▸ What the exercise asks:
Go through the listing below and list every line with "VIIIе".

== Listed entries ==

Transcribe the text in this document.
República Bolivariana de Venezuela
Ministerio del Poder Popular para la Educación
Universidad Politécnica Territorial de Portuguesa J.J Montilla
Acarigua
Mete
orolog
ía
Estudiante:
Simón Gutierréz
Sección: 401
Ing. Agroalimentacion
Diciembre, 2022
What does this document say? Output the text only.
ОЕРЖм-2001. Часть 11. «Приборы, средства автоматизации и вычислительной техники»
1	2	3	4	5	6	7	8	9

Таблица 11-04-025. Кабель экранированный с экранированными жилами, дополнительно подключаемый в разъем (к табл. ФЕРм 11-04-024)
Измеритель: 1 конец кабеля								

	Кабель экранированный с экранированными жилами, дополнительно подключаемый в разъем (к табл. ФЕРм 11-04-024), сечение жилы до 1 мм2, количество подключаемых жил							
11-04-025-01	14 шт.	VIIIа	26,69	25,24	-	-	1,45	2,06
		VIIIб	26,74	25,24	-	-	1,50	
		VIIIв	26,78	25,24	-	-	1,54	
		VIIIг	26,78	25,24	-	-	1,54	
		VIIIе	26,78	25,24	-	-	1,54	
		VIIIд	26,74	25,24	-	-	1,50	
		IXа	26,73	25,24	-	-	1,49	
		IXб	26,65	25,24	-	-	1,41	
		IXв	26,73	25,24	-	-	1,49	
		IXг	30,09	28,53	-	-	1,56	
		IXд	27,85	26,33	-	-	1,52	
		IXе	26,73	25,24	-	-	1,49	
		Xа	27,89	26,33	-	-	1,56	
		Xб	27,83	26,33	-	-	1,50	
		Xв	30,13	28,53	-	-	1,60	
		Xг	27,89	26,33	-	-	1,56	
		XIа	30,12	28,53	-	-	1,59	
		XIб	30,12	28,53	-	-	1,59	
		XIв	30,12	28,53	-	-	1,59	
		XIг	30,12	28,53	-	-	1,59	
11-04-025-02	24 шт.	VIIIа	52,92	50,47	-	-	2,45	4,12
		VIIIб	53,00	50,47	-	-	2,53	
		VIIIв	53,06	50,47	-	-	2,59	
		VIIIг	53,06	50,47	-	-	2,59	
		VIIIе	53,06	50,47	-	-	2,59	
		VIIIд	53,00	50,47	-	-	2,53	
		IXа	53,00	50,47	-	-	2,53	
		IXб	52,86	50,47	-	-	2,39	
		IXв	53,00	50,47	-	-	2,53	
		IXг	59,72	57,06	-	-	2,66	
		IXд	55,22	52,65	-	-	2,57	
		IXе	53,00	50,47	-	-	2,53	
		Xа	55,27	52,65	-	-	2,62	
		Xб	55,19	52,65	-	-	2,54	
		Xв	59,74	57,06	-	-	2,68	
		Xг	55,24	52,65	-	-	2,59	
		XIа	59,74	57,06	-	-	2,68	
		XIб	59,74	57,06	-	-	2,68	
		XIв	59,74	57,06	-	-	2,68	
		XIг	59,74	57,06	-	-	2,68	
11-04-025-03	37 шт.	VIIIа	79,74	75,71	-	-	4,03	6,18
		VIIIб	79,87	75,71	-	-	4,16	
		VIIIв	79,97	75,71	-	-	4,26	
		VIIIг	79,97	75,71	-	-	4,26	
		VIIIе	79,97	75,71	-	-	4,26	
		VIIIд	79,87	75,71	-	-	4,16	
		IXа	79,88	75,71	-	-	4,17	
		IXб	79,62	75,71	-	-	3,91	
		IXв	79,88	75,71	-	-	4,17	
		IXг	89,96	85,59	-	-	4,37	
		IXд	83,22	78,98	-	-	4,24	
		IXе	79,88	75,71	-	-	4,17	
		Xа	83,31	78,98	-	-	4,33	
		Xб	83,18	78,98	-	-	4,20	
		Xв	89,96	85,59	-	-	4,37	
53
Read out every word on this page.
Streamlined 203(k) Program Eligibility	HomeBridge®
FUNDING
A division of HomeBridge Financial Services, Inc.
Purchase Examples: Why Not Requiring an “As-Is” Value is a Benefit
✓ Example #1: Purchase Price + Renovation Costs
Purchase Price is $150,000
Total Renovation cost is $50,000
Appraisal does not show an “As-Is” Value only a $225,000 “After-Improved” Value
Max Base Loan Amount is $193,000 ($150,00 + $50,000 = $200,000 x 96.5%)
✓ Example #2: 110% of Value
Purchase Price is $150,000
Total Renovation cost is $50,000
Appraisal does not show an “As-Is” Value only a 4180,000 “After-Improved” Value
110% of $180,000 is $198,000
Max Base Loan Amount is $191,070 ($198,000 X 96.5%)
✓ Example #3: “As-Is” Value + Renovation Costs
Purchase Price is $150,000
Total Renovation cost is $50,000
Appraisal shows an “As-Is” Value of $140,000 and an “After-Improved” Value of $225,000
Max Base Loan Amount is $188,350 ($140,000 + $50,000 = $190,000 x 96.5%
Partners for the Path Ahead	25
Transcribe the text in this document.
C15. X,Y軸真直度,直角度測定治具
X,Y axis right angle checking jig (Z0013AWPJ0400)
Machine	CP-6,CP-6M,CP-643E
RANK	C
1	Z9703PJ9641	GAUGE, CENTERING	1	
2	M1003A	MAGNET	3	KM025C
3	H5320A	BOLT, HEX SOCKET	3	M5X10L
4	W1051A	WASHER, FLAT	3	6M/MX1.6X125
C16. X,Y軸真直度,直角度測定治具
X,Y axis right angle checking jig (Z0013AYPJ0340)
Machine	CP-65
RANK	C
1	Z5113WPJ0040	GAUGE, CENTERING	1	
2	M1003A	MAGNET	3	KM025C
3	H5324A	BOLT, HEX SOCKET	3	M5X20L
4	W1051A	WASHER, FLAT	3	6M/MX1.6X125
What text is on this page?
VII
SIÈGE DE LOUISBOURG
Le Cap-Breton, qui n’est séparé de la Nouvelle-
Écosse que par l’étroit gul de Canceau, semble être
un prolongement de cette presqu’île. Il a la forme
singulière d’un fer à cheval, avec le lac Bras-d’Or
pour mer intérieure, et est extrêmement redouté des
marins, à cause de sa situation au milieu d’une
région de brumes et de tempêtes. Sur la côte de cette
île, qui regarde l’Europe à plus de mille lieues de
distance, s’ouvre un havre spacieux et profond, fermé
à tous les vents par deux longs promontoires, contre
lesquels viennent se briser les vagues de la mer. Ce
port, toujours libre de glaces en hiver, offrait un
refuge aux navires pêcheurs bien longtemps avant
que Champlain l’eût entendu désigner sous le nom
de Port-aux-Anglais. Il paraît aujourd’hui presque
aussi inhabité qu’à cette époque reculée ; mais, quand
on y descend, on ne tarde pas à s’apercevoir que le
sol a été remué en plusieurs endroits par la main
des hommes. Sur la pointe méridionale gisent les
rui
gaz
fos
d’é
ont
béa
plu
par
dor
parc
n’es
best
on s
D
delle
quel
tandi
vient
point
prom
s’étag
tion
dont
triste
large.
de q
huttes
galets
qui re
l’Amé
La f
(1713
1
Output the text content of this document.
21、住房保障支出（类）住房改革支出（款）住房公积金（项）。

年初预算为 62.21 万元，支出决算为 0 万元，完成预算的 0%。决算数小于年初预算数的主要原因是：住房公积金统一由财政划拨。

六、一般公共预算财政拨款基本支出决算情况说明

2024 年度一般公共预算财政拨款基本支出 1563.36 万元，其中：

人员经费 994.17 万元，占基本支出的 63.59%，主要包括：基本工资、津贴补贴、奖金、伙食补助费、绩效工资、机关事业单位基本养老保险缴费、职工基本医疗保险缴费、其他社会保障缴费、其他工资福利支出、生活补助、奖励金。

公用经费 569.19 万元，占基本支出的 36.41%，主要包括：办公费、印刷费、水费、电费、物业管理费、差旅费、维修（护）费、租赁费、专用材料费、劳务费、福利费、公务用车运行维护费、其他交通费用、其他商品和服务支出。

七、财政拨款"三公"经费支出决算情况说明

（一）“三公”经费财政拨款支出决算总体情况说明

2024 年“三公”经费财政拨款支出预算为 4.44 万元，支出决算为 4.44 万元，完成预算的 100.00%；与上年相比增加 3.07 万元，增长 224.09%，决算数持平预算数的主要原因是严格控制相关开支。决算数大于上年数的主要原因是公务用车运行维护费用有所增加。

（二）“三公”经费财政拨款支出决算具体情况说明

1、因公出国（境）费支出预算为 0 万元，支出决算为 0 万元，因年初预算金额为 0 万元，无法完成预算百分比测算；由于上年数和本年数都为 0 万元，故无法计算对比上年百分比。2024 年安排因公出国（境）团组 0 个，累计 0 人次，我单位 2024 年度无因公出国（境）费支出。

===

▸ Finished task:
		VIIIе	26,78	25,24	-	-	1,54	
		VIIIе	53,06	50,47	-	-	2,59	
		VIIIе	79,97	75,71	-	-	4,26	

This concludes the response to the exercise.